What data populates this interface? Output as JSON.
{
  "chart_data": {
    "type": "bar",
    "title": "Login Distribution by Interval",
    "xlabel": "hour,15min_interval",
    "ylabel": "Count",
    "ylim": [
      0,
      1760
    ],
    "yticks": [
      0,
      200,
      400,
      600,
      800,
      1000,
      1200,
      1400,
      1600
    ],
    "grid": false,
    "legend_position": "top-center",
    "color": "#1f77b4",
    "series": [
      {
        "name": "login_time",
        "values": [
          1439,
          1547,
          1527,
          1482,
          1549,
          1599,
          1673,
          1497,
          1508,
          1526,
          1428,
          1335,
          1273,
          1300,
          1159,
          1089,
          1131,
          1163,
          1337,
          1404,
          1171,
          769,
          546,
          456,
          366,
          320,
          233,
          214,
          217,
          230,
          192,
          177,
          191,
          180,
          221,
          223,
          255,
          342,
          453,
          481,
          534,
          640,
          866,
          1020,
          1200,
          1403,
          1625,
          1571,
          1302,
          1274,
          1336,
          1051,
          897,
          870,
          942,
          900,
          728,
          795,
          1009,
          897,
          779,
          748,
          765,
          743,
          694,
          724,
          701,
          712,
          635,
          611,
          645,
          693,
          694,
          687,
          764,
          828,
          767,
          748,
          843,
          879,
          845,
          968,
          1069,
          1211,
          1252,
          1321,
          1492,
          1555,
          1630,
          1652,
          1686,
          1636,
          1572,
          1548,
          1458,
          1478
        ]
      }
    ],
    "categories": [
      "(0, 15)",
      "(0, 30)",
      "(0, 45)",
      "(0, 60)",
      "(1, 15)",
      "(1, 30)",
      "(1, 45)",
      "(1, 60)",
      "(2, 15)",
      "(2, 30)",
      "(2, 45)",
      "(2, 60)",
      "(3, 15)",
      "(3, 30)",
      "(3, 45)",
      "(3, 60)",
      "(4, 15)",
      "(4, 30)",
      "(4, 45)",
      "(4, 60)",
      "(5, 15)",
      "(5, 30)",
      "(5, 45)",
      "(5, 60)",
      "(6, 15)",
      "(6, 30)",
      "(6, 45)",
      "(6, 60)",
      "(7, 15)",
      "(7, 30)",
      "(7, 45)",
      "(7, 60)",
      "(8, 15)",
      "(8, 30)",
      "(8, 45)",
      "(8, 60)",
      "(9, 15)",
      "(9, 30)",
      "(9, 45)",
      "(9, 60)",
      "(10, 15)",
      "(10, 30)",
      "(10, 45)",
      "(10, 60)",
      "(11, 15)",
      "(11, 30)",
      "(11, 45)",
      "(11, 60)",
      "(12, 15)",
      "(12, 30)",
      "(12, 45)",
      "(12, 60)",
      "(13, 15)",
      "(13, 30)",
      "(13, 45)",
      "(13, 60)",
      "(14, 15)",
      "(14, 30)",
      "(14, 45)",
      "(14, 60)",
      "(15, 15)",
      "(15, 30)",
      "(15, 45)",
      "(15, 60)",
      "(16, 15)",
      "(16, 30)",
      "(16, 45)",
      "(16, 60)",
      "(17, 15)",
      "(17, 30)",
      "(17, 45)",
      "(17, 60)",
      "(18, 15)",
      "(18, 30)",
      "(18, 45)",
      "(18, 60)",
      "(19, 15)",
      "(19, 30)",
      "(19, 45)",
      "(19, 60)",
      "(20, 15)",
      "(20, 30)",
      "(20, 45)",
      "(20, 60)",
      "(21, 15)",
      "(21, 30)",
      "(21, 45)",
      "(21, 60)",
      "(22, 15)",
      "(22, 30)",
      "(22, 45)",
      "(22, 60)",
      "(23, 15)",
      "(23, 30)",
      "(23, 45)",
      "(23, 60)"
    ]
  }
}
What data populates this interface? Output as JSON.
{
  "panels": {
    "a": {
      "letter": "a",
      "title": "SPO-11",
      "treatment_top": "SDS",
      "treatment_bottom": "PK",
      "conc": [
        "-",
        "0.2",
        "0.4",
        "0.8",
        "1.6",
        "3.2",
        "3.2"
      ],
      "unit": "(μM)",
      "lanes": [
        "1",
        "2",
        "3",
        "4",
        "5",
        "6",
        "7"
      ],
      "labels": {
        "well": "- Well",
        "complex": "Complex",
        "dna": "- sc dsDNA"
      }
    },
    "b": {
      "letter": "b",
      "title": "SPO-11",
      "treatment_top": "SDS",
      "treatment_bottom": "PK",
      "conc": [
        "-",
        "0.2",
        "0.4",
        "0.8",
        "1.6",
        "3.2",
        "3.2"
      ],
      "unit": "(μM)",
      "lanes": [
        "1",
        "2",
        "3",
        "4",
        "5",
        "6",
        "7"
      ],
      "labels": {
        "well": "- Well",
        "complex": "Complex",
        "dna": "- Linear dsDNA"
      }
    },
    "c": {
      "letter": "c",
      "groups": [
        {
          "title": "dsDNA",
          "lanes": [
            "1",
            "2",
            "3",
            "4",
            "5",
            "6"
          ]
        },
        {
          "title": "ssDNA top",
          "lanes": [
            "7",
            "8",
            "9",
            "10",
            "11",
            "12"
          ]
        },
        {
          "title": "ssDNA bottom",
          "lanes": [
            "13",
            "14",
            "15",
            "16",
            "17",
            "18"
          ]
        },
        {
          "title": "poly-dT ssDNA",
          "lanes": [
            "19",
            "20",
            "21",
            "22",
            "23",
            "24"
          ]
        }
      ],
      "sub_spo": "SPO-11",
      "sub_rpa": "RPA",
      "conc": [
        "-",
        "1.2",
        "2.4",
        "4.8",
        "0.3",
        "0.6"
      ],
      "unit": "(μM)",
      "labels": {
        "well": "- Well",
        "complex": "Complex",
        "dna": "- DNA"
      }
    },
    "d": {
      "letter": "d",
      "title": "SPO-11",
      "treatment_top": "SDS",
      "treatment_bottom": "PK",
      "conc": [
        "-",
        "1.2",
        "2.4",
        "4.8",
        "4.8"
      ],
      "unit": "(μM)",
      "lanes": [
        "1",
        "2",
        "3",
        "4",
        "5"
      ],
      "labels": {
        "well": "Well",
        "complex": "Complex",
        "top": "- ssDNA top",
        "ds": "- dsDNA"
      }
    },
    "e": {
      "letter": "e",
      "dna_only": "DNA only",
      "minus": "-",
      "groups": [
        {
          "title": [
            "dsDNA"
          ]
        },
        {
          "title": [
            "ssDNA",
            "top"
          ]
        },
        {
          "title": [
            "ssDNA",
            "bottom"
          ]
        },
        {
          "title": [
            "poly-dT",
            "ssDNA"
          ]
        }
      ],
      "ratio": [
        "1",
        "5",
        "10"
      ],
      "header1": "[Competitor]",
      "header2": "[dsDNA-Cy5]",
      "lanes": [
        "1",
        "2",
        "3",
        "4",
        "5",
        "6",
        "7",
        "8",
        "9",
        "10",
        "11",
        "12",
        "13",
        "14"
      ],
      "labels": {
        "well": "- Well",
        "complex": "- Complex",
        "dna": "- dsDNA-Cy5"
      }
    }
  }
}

_Work instructions_
Repeat the listing exactly, from its first line to its last.

_Task answer_
What data populates this interface? Output as JSON.
{
  "chart_data": {
    "type": "bar",
    "title": "Login Distribution by Interval",
    "xlabel": "hour,15min_interval",
    "ylabel": "Count",
    "ylim": [
      0,
      1760
    ],
    "yticks": [
      0,
      200,
      400,
      600,
      800,
      1000,
      1200,
      1400,
      1600
    ],
    "grid": false,
    "legend_position": "top-center",
    "color": "#1f77b4",
    "series": [
      {
        "name": "login_time",
        "values": [
          1439,
          1547,
          1527,
          1482,
          1549,
          1599,
          1673,
          1497,
          1508,
          1526,
          1428,
          1335,
          1273,
          1300,
          1159,
          1089,
          1131,
          1163,
          1337,
          1404,
          1171,
          769,
          546,
          456,
          366,
          320,
          233,
          214,
          217,
          230,
          192,
          177,
          191,
          180,
          221,
          223,
          255,
          342,
          453,
          481,
          534,
          640,
          866,
          1020,
          1200,
          1403,
          1625,
          1571,
          1302,
          1274,
          1336,
          1051,
          897,
          870,
          942,
          900,
          728,
          795,
          1009,
          897,
          779,
          748,
          765,
          743,
          694,
          724,
          701,
          712,
          635,
          611,
          645,
          693,
          694,
          687,
          764,
          828,
          767,
          748,
          843,
          879,
          845,
          968,
          1069,
          1211,
          1252,
          1321,
          1492,
          1555,
          1630,
          1652,
          1686,
          1636,
          1572,
          1548,
          1458,
          1478
        ]
      }
    ],
    "categories": [
      "(0, 15)",
      "(0, 30)",
      "(0, 45)",
      "(0, 60)",
      "(1, 15)",
      "(1, 30)",
      "(1, 45)",
      "(1, 60)",
      "(2, 15)",
      "(2, 30)",
      "(2, 45)",
      "(2, 60)",
      "(3, 15)",
      "(3, 30)",
      "(3, 45)",
      "(3, 60)",
      "(4, 15)",
      "(4, 30)",
      "(4, 45)",
      "(4, 60)",
      "(5, 15)",
      "(5, 30)",
      "(5, 45)",
      "(5, 60)",
      "(6, 15)",
      "(6, 30)",
      "(6, 45)",
      "(6, 60)",
      "(7, 15)",
      "(7, 30)",
      "(7, 45)",
      "(7, 60)",
      "(8, 15)",
      "(8, 30)",
      "(8, 45)",
      "(8, 60)",
      "(9, 15)",
      "(9, 30)",
      "(9, 45)",
      "(9, 60)",
      "(10, 15)",
      "(10, 30)",
      "(10, 45)",
      "(10, 60)",
      "(11, 15)",
      "(11, 30)",
      "(11, 45)",
      "(11, 60)",
      "(12, 15)",
      "(12, 30)",
      "(12, 45)",
      "(12, 60)",
      "(13, 15)",
      "(13, 30)",
      "(13, 45)",
      "(13, 60)",
      "(14, 15)",
      "(14, 30)",
      "(14, 45)",
      "(14, 60)",
      "(15, 15)",
      "(15, 30)",
      "(15, 45)",
      "(15, 60)",
      "(16, 15)",
      "(16, 30)",
      "(16, 45)",
      "(16, 60)",
      "(17, 15)",
      "(17, 30)",
      "(17, 45)",
      "(17, 60)",
      "(18, 15)",
      "(18, 30)",
      "(18, 45)",
      "(18, 60)",
      "(19, 15)",
      "(19, 30)",
      "(19, 45)",
      "(19, 60)",
      "(20, 15)",
      "(20, 30)",
      "(20, 45)",
      "(20, 60)",
      "(21, 15)",
      "(21, 30)",
      "(21, 45)",
      "(21, 60)",
      "(22, 15)",
      "(22, 30)",
      "(22, 45)",
      "(22, 60)",
      "(23, 15)",
      "(23, 30)",
      "(23, 45)",
      "(23, 60)"
    ]
  }
}
What data populates this interface? Output as JSON.
{
  "panels": {
    "a": {
      "letter": "a",
      "title": "SPO-11",
      "treatment_top": "SDS",
      "treatment_bottom": "PK",
      "conc": [
        "-",
        "0.2",
        "0.4",
        "0.8",
        "1.6",
        "3.2",
        "3.2"
      ],
      "unit": "(μM)",
      "lanes": [
        "1",
        "2",
        "3",
        "4",
        "5",
        "6",
        "7"
      ],
      "labels": {
        "well": "- Well",
        "complex": "Complex",
        "dna": "- sc dsDNA"
      }
    },
    "b": {
      "letter": "b",
      "title": "SPO-11",
      "treatment_top": "SDS",
      "treatment_bottom": "PK",
      "conc": [
        "-",
        "0.2",
        "0.4",
        "0.8",
        "1.6",
        "3.2",
        "3.2"
      ],
      "unit": "(μM)",
      "lanes": [
        "1",
        "2",
        "3",
        "4",
        "5",
        "6",
        "7"
      ],
      "labels": {
        "well": "- Well",
        "complex": "Complex",
        "dna": "- Linear dsDNA"
      }
    },
    "c": {
      "letter": "c",
      "groups": [
        {
          "title": "dsDNA",
          "lanes": [
            "1",
            "2",
            "3",
            "4",
            "5",
            "6"
          ]
        },
        {
          "title": "ssDNA top",
          "lanes": [
            "7",
            "8",
            "9",
            "10",
            "11",
            "12"
          ]
        },
        {
          "title": "ssDNA bottom",
          "lanes": [
            "13",
            "14",
            "15",
            "16",
            "17",
            "18"
          ]
        },
        {
          "title": "poly-dT ssDNA",
          "lanes": [
            "19",
            "20",
            "21",
            "22",
            "23",
            "24"
          ]
        }
      ],
      "sub_spo": "SPO-11",
      "sub_rpa": "RPA",
      "conc": [
        "-",
        "1.2",
        "2.4",
        "4.8",
        "0.3",
        "0.6"
      ],
      "unit": "(μM)",
      "labels": {
        "well": "- Well",
        "complex": "Complex",
        "dna": "- DNA"
      }
    },
    "d": {
      "letter": "d",
      "title": "SPO-11",
      "treatment_top": "SDS",
      "treatment_bottom": "PK",
      "conc": [
        "-",
        "1.2",
        "2.4",
        "4.8",
        "4.8"
      ],
      "unit": "(μM)",
      "lanes": [
        "1",
        "2",
        "3",
        "4",
        "5"
      ],
      "labels": {
        "well": "Well",
        "complex": "Complex",
        "top": "- ssDNA top",
        "ds": "- dsDNA"
      }
    },
    "e": {
      "letter": "e",
      "dna_only": "DNA only",
      "minus": "-",
      "groups": [
        {
          "title": [
            "dsDNA"
          ]
        },
        {
          "title": [
            "ssDNA",
            "top"
          ]
        },
        {
          "title": [
            "ssDNA",
            "bottom"
          ]
        },
        {
          "title": [
            "poly-dT",
            "ssDNA"
          ]
        }
      ],
      "ratio": [
        "1",
        "5",
        "10"
      ],
      "header1": "[Competitor]",
      "header2": "[dsDNA-Cy5]",
      "lanes": [
        "1",
        "2",
        "3",
        "4",
        "5",
        "6",
        "7",
        "8",
        "9",
        "10",
        "11",
        "12",
        "13",
        "14"
      ],
      "labels": {
        "well": "- Well",
        "complex": "- Complex",
        "dna": "- dsDNA-Cy5"
      }
    }
  }
}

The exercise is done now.